### [Task requirements]
Filter these entries, keeping only lines that hold the word "Bitfinex".

### [Entries supplied]

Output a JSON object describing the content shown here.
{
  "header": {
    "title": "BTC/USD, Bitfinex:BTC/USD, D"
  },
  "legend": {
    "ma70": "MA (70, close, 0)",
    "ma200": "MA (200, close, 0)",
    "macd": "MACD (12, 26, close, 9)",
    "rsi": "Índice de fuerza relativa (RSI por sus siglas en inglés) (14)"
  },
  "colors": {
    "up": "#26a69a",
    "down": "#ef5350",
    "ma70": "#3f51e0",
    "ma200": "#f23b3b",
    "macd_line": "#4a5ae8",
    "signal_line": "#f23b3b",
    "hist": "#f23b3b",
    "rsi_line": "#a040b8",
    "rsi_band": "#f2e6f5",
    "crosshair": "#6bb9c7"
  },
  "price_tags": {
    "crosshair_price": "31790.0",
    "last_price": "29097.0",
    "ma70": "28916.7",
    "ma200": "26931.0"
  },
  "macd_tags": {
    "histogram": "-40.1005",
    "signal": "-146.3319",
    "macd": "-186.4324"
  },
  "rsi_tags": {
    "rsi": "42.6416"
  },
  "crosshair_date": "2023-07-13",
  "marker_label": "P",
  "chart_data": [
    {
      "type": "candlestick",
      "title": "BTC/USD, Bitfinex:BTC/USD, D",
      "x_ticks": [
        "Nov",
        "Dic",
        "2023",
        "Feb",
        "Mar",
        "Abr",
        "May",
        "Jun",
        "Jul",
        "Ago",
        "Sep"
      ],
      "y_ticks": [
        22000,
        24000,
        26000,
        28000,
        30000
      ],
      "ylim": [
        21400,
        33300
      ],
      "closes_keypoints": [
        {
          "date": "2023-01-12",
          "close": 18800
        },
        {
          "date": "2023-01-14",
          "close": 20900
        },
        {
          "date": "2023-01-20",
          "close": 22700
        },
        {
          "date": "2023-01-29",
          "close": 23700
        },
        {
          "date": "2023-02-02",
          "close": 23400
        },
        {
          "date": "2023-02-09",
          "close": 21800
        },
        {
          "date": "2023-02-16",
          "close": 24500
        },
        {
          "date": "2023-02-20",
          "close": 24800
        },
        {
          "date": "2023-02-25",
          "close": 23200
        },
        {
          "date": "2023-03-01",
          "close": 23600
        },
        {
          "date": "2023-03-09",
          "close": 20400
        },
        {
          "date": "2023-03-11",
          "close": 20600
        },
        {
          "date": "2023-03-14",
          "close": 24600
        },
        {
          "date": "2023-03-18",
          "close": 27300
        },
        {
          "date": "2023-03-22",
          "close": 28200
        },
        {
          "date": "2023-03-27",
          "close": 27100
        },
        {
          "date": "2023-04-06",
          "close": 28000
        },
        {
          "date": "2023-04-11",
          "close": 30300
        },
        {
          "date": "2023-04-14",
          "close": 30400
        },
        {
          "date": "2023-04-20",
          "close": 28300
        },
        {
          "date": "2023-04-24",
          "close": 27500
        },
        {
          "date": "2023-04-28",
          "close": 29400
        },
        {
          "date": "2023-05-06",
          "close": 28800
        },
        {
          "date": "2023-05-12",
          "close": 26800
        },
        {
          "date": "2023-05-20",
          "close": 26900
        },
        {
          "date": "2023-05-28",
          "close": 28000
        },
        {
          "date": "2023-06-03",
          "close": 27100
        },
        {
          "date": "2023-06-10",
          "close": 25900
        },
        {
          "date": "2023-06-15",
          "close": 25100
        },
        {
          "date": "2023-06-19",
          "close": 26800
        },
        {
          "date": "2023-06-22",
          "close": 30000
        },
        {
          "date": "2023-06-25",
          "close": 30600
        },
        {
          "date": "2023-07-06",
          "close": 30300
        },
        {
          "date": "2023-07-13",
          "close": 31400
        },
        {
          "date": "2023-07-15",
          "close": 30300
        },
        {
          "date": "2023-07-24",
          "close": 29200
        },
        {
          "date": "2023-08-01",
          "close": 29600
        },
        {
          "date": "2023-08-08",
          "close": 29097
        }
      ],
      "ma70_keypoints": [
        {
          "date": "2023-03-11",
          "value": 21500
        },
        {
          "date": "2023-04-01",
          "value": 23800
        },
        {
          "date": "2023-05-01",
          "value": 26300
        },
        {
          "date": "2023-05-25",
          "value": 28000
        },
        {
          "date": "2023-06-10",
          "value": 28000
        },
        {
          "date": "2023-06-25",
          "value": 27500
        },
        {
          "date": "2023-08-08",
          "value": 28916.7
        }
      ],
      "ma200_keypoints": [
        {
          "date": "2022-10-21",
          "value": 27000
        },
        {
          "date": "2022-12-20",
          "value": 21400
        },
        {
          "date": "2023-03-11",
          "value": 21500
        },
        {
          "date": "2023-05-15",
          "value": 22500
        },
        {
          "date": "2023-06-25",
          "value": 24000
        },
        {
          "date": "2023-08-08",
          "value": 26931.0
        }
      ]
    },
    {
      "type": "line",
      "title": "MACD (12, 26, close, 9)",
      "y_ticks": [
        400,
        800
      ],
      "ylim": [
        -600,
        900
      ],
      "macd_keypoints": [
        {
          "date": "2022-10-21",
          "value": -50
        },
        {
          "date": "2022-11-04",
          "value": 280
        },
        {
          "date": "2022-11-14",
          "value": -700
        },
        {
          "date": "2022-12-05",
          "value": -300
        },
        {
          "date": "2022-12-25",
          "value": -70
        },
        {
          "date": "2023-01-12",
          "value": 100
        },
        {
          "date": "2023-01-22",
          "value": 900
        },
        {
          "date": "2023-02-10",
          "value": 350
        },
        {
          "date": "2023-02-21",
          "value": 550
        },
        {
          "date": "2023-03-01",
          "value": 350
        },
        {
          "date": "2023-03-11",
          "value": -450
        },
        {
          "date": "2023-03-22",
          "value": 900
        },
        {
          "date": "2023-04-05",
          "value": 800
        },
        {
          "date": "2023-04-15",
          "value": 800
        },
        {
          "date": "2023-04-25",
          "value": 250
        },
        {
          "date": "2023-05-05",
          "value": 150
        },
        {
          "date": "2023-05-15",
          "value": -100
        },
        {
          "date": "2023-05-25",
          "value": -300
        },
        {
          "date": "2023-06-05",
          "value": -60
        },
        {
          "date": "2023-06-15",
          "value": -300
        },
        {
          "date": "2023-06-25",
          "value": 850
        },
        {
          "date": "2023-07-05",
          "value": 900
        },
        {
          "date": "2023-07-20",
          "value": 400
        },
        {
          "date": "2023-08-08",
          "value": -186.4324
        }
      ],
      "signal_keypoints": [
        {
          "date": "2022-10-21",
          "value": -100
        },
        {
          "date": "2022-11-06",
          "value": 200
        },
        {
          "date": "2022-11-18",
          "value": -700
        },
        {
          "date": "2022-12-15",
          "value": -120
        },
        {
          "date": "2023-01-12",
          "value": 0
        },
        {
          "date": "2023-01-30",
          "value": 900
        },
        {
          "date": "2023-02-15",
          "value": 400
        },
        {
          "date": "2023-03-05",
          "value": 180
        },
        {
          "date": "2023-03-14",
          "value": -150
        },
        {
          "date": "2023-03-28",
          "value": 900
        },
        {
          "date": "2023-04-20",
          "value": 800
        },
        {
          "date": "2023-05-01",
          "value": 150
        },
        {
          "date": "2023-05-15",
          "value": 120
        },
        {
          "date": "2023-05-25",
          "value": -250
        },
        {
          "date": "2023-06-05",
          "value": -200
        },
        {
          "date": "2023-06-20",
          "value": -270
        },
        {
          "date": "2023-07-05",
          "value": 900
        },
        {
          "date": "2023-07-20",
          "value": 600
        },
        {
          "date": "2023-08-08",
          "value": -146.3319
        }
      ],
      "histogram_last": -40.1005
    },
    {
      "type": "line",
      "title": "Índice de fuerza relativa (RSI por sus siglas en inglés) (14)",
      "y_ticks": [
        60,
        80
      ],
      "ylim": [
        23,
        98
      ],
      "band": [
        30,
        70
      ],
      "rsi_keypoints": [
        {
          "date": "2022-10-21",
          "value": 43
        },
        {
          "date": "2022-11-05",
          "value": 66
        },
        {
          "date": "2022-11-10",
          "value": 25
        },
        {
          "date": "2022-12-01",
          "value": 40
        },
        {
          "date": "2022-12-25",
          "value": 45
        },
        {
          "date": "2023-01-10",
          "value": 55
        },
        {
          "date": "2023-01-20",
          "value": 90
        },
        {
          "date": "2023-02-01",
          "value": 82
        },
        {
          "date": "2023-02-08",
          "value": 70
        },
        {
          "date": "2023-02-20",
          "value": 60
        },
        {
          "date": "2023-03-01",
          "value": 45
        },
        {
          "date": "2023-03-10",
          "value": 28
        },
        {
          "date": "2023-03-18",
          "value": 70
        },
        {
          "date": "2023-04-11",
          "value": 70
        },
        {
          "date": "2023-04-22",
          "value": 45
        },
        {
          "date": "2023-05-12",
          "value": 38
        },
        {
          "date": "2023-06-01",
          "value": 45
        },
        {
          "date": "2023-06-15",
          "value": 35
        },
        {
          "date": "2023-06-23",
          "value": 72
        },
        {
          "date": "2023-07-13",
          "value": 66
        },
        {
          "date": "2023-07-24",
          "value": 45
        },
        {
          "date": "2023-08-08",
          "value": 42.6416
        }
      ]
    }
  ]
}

### [Output for this exercise]
    "title": "BTC/USD, Bitfinex:BTC/USD, D"
      "title": "BTC/USD, Bitfinex:BTC/USD, D",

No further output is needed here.